▶ [The records]
++++++++++++++++++++
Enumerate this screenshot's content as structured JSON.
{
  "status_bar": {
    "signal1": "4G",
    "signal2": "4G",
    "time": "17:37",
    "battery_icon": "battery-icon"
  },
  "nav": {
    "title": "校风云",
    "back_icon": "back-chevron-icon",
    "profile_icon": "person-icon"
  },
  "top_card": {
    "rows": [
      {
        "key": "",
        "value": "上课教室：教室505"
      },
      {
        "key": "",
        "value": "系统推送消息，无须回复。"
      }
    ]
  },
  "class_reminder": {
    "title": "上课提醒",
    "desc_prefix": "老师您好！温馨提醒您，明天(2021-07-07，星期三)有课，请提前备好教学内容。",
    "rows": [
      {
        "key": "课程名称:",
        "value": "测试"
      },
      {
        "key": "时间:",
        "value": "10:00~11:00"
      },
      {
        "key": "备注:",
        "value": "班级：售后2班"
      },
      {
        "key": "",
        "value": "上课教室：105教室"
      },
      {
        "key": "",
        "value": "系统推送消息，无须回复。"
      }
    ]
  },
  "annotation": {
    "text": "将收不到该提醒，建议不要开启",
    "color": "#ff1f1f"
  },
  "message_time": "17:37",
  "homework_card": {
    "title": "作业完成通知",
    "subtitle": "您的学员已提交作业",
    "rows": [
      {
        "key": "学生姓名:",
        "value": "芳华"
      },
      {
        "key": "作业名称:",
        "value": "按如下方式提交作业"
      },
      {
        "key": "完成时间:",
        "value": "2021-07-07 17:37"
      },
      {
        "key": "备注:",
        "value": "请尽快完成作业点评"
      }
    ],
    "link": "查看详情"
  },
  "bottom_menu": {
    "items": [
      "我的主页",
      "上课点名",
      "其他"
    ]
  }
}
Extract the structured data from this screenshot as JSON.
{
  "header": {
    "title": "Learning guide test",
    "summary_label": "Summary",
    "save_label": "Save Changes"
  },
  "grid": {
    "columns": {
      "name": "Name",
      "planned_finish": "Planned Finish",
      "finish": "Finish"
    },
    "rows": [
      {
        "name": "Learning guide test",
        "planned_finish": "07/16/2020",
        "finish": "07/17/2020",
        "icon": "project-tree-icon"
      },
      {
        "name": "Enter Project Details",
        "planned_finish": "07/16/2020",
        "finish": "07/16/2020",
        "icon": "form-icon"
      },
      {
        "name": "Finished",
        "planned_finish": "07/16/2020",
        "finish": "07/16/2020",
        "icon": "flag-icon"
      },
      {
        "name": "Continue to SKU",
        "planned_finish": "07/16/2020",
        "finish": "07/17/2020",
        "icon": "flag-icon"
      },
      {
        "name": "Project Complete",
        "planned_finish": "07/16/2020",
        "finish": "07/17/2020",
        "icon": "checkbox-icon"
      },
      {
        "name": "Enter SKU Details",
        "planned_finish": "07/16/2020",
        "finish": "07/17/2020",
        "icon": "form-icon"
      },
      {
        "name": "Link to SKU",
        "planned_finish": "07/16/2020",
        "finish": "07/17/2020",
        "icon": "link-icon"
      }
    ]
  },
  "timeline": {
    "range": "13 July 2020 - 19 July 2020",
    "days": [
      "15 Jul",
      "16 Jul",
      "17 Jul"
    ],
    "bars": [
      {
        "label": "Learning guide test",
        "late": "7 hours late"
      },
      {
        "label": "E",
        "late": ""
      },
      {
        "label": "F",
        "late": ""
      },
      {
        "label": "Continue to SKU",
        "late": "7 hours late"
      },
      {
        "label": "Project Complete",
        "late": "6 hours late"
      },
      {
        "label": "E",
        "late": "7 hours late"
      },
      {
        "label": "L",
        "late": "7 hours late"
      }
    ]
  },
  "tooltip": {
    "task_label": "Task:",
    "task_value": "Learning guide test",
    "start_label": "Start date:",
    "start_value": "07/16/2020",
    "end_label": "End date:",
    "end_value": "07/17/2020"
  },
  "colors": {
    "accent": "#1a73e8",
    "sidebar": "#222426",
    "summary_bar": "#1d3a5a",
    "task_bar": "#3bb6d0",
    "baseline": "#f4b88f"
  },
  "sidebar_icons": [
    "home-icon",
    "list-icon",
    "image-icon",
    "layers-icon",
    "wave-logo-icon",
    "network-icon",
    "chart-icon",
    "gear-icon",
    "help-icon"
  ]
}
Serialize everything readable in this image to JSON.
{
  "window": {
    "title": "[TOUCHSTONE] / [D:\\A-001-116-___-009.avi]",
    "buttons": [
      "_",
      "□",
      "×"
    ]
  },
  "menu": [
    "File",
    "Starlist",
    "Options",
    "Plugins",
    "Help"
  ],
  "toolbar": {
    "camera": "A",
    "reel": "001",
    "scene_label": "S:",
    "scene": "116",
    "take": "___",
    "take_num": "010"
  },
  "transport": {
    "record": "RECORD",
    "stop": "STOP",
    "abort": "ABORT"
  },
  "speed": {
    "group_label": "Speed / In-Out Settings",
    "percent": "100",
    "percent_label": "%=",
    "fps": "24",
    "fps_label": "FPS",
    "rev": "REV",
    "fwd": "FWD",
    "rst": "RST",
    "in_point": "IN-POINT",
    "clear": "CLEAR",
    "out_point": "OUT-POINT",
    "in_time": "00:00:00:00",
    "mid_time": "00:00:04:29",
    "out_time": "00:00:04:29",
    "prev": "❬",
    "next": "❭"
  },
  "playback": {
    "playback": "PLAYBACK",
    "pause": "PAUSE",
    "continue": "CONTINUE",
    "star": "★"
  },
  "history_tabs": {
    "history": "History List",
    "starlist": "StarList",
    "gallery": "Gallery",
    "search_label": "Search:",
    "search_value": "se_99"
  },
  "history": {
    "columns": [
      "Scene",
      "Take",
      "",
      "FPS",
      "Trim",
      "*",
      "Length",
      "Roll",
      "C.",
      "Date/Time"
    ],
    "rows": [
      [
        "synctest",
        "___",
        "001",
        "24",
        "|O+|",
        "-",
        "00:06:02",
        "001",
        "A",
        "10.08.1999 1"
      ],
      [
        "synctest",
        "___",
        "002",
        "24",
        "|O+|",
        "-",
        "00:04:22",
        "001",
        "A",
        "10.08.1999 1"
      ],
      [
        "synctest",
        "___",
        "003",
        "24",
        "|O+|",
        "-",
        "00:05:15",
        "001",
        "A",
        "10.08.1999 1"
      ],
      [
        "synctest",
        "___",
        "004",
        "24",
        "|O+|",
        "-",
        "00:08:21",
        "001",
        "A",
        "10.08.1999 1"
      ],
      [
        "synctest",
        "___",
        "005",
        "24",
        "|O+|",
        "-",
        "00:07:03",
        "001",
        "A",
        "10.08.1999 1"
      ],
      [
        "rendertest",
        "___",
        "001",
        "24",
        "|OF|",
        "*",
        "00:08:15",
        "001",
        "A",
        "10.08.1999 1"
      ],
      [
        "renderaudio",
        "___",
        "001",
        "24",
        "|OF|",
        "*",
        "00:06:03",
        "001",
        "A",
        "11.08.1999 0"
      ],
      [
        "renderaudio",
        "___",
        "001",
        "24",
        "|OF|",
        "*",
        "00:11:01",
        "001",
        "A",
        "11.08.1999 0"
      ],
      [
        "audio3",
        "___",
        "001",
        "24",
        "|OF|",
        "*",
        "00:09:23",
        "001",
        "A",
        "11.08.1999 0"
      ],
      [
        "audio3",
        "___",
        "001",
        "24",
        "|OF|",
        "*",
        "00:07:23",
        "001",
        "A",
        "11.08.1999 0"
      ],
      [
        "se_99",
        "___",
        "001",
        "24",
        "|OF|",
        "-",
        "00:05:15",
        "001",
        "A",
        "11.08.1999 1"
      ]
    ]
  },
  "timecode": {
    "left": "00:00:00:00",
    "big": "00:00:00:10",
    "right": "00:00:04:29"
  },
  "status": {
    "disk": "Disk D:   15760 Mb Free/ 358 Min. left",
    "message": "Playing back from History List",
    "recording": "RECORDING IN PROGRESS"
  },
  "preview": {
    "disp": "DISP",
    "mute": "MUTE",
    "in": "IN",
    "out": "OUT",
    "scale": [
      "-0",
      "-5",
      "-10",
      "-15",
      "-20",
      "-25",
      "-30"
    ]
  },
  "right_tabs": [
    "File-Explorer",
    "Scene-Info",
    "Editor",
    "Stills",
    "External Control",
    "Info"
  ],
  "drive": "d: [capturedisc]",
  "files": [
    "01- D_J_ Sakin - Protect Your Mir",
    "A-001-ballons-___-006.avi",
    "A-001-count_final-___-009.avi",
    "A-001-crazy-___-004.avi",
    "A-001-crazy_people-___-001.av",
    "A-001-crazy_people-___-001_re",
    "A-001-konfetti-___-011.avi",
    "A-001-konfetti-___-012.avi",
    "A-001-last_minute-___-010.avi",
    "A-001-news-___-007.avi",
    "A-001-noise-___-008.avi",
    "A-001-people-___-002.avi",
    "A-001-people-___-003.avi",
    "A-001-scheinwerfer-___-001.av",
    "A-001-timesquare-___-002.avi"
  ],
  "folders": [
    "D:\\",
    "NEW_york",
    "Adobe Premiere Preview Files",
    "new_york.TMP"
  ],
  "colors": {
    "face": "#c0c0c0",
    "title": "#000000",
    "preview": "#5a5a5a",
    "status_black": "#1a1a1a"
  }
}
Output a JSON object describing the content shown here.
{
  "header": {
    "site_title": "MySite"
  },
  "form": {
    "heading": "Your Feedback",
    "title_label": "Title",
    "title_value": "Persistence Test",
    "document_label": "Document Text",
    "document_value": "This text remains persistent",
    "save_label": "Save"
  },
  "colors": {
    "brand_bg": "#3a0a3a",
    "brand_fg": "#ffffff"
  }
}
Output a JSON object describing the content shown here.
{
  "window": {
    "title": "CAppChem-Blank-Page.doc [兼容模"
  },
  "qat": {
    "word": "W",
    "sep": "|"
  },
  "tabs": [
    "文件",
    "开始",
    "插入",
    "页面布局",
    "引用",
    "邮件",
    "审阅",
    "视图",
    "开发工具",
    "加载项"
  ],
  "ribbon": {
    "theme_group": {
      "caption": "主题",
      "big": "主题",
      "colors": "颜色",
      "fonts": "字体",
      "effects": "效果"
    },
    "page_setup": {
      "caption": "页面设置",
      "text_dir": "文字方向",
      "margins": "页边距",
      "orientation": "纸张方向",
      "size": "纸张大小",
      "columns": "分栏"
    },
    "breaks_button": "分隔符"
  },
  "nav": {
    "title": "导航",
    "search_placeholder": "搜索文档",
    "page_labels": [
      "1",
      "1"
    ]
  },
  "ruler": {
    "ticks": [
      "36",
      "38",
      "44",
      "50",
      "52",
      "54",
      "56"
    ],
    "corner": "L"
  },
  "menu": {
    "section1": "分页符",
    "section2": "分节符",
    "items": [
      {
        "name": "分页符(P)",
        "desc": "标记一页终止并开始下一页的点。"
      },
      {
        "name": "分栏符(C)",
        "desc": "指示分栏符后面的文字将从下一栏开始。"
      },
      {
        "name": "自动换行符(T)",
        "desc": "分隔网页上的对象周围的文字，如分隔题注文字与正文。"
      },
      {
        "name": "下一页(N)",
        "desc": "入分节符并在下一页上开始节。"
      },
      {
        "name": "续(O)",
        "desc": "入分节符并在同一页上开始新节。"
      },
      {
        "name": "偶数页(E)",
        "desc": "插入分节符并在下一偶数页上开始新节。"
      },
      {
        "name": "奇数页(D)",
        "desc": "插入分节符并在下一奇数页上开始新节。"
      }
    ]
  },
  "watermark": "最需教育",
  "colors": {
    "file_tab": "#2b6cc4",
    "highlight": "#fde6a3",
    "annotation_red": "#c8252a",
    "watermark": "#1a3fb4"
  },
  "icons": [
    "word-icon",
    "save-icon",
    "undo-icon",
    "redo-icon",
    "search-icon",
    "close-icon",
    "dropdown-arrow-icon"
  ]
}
++++++++++++++++++++
▶ [Exercise aim] How many of the lines above contain the string "konfetti"? Give the number only.

▶ [Solution to this problem] 2